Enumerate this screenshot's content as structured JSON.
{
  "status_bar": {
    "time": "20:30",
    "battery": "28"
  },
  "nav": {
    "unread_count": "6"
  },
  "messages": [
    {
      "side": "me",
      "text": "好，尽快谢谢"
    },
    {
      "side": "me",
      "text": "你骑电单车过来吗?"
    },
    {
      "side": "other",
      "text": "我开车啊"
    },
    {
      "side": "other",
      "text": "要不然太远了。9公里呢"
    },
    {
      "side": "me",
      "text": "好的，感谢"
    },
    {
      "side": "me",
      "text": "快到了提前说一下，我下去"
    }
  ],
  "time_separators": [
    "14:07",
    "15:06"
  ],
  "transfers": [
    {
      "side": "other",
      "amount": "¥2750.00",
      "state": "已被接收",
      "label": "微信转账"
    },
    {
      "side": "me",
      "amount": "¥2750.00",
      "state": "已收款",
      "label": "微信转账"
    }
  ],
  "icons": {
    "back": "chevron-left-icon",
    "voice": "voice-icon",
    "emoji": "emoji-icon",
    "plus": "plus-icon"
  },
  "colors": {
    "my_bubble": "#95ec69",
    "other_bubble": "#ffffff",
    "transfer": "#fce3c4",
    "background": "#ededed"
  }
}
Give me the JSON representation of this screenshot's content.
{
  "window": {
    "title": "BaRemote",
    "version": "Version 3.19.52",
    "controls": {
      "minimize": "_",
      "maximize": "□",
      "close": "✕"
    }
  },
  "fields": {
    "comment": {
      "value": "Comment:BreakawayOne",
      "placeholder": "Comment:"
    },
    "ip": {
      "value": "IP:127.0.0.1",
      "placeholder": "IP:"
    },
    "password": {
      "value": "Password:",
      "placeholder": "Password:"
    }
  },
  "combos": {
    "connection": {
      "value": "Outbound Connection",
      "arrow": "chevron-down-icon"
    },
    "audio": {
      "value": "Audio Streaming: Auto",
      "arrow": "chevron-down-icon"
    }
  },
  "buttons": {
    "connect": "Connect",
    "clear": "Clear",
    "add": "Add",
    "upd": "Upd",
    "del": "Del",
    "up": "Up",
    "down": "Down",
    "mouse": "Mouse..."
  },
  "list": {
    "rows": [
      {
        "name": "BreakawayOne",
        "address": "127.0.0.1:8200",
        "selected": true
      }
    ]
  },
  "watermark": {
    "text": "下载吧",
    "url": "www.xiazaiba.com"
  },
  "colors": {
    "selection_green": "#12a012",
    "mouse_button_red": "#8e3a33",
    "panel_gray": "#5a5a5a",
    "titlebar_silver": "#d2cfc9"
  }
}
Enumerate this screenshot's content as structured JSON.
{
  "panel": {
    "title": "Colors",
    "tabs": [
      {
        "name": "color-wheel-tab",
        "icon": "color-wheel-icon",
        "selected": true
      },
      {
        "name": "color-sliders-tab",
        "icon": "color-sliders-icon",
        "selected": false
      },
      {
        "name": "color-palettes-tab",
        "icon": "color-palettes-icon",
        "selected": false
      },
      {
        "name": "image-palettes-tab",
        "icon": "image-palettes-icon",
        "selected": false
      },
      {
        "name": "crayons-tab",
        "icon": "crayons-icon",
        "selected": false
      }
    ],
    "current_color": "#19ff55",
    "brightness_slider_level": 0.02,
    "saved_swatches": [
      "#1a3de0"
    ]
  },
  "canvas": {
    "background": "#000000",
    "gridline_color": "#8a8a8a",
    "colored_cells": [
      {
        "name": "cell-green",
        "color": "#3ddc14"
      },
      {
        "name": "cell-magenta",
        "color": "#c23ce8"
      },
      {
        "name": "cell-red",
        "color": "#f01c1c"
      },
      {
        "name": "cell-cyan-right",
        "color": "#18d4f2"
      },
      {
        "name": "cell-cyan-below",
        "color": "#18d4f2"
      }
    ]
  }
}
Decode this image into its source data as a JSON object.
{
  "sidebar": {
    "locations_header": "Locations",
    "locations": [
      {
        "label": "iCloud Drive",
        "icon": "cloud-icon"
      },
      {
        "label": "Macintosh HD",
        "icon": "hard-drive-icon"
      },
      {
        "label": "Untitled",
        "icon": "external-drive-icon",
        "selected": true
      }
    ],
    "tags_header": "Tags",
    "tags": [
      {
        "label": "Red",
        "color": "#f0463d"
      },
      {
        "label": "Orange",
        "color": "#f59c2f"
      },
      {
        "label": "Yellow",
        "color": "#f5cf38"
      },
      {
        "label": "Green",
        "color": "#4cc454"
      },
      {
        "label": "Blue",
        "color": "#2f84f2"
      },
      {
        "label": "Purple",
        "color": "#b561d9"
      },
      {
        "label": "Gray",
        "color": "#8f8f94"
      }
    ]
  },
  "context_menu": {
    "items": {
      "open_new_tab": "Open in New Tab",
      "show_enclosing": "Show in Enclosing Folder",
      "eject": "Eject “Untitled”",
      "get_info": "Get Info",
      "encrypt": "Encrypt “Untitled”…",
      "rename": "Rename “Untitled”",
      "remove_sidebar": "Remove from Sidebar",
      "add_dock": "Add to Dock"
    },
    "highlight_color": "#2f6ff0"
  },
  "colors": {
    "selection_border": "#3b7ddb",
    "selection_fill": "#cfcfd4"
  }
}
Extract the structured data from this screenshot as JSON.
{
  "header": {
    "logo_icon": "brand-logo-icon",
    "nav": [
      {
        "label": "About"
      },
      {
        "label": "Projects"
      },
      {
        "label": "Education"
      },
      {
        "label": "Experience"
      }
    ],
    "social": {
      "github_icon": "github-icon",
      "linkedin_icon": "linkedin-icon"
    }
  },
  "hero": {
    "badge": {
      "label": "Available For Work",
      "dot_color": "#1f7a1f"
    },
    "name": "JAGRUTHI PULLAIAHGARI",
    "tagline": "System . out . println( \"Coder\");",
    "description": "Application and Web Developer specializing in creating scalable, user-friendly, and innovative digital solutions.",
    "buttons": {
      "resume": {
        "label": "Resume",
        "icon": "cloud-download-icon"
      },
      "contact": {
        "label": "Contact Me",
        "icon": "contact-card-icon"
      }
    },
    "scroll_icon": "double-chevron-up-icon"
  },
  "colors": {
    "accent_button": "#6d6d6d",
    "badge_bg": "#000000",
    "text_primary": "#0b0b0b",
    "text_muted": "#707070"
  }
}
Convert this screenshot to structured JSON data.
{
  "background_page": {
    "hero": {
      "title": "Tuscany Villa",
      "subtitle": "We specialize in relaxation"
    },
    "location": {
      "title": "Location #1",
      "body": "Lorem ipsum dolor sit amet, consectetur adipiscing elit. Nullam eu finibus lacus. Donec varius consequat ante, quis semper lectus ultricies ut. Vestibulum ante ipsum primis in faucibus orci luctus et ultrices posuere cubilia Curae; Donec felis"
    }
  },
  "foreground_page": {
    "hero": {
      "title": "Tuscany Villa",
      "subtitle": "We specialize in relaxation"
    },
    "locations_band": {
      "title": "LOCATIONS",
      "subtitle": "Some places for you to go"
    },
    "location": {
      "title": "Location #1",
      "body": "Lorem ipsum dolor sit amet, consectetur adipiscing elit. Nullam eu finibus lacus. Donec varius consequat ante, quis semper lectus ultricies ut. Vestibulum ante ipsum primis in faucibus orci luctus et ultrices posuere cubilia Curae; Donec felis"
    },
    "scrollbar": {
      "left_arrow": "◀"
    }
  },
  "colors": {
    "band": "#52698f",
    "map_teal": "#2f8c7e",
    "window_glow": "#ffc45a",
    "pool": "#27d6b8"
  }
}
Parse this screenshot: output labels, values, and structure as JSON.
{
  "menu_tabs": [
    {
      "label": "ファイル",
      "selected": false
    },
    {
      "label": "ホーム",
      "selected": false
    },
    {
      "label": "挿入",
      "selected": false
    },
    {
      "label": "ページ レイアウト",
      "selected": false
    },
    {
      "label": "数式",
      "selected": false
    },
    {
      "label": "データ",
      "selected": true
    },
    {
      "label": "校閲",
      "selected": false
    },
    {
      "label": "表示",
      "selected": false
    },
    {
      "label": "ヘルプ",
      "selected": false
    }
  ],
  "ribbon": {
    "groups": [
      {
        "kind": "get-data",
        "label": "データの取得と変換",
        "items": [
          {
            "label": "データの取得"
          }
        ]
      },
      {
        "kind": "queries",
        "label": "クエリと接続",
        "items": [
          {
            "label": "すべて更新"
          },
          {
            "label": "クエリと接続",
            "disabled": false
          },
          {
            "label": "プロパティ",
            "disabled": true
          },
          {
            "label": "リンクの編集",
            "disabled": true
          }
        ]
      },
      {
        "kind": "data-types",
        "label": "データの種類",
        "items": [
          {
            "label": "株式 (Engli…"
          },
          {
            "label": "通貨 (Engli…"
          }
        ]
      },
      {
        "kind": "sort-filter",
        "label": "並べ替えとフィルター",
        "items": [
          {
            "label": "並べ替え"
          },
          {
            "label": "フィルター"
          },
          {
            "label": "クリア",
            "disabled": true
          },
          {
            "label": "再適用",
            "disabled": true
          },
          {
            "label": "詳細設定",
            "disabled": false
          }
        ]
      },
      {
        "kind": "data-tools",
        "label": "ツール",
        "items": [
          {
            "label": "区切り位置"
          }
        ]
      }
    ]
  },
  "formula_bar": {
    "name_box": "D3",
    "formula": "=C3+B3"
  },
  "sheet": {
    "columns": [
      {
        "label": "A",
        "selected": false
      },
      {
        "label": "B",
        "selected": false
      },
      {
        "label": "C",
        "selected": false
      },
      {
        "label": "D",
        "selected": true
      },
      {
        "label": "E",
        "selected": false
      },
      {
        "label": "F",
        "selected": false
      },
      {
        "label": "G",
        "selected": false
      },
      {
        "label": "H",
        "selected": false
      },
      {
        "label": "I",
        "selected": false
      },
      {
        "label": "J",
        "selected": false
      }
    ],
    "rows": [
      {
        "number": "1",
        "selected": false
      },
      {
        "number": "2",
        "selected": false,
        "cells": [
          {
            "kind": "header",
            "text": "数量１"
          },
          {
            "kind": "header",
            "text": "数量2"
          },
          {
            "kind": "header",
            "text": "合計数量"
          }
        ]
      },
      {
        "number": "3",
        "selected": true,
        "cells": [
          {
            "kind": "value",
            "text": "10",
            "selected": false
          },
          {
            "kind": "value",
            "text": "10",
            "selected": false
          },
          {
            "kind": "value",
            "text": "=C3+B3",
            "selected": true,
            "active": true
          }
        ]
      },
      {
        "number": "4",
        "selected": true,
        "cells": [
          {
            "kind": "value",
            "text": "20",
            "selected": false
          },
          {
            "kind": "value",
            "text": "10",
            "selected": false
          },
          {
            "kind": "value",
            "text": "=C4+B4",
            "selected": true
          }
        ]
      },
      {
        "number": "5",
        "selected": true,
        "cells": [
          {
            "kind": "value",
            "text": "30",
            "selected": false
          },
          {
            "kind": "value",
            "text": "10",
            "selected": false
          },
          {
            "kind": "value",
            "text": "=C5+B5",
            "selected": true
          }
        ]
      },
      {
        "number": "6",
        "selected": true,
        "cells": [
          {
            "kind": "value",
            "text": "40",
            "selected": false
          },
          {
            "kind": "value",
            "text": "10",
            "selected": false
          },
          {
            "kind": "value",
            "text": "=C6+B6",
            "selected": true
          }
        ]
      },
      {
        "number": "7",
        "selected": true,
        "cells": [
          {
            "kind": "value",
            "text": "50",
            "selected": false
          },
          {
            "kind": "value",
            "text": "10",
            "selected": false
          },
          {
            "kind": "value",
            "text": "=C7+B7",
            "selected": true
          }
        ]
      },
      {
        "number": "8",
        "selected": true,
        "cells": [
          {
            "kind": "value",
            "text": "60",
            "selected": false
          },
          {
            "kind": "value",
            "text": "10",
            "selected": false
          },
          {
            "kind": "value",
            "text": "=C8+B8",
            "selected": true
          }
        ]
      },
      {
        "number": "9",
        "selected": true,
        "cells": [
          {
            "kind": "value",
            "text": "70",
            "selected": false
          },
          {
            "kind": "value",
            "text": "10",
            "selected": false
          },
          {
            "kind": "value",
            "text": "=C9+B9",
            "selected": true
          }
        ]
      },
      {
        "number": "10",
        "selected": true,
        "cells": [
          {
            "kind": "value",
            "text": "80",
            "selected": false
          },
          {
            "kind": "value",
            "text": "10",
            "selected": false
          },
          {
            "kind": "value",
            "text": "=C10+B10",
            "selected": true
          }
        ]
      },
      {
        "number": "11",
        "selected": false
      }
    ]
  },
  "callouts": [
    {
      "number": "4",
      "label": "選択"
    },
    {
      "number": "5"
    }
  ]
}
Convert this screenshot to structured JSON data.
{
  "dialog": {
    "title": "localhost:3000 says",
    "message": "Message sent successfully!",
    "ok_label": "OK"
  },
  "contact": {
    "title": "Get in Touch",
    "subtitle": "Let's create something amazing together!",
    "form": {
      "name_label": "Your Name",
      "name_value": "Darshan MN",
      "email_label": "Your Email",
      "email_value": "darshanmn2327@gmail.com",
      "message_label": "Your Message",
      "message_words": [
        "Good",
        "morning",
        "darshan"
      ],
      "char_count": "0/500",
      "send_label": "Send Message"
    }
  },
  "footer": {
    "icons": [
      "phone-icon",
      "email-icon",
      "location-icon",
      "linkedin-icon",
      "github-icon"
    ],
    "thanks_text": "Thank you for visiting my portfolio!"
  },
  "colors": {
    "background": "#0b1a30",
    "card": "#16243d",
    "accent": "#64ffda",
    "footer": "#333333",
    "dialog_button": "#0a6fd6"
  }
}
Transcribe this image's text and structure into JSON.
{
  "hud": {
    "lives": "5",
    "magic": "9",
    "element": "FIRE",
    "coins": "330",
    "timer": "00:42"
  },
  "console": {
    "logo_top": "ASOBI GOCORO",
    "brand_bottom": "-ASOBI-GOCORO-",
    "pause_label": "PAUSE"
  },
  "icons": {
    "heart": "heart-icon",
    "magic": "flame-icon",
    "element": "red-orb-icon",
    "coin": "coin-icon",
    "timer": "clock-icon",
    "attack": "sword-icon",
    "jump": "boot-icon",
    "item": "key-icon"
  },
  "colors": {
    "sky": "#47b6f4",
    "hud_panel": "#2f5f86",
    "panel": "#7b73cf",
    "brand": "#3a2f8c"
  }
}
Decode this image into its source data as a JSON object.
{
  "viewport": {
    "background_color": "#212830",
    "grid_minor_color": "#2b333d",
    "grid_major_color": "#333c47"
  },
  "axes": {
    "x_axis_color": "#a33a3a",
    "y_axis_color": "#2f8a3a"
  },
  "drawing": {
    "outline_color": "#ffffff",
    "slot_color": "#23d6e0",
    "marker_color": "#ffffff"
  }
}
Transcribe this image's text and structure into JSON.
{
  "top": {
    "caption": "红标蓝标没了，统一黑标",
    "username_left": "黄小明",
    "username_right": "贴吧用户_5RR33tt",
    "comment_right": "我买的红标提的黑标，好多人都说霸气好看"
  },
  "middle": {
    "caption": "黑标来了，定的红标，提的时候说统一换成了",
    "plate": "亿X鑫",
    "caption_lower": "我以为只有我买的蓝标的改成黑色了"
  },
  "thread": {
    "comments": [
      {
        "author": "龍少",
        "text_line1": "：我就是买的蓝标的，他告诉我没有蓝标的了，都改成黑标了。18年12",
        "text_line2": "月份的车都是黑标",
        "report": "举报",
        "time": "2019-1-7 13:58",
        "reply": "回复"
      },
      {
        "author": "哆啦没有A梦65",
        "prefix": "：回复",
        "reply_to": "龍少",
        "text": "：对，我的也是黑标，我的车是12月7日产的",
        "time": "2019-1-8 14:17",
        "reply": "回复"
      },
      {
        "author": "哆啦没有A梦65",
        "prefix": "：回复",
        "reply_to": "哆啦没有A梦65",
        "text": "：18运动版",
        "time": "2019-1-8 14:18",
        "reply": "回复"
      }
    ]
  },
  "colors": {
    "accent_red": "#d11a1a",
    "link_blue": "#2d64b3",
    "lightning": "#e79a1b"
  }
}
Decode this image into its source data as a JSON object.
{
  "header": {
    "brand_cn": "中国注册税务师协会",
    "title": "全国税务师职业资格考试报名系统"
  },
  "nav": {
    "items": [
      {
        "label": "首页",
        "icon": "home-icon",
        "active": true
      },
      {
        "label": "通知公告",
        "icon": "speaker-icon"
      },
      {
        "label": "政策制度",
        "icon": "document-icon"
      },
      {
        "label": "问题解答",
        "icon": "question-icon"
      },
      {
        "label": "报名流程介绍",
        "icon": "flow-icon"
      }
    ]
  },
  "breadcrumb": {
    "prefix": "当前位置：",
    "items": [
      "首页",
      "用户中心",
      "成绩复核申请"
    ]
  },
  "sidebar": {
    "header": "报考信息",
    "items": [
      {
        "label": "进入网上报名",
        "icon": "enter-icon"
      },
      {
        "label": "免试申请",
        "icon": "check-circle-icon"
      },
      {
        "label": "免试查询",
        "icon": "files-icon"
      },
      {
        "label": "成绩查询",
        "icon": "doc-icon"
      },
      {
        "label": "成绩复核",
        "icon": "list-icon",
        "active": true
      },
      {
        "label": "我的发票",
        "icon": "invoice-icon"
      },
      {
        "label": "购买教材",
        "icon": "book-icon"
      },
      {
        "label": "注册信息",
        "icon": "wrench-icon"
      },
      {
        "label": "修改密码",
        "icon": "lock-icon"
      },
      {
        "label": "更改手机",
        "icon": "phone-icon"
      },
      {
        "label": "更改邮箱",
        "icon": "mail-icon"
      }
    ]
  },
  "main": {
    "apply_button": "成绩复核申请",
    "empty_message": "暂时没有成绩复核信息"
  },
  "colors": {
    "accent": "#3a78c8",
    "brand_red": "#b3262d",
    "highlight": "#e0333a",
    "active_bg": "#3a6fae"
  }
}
---
Determine the number of lines in the data that contain "from" as a word or string, and state only that number.

2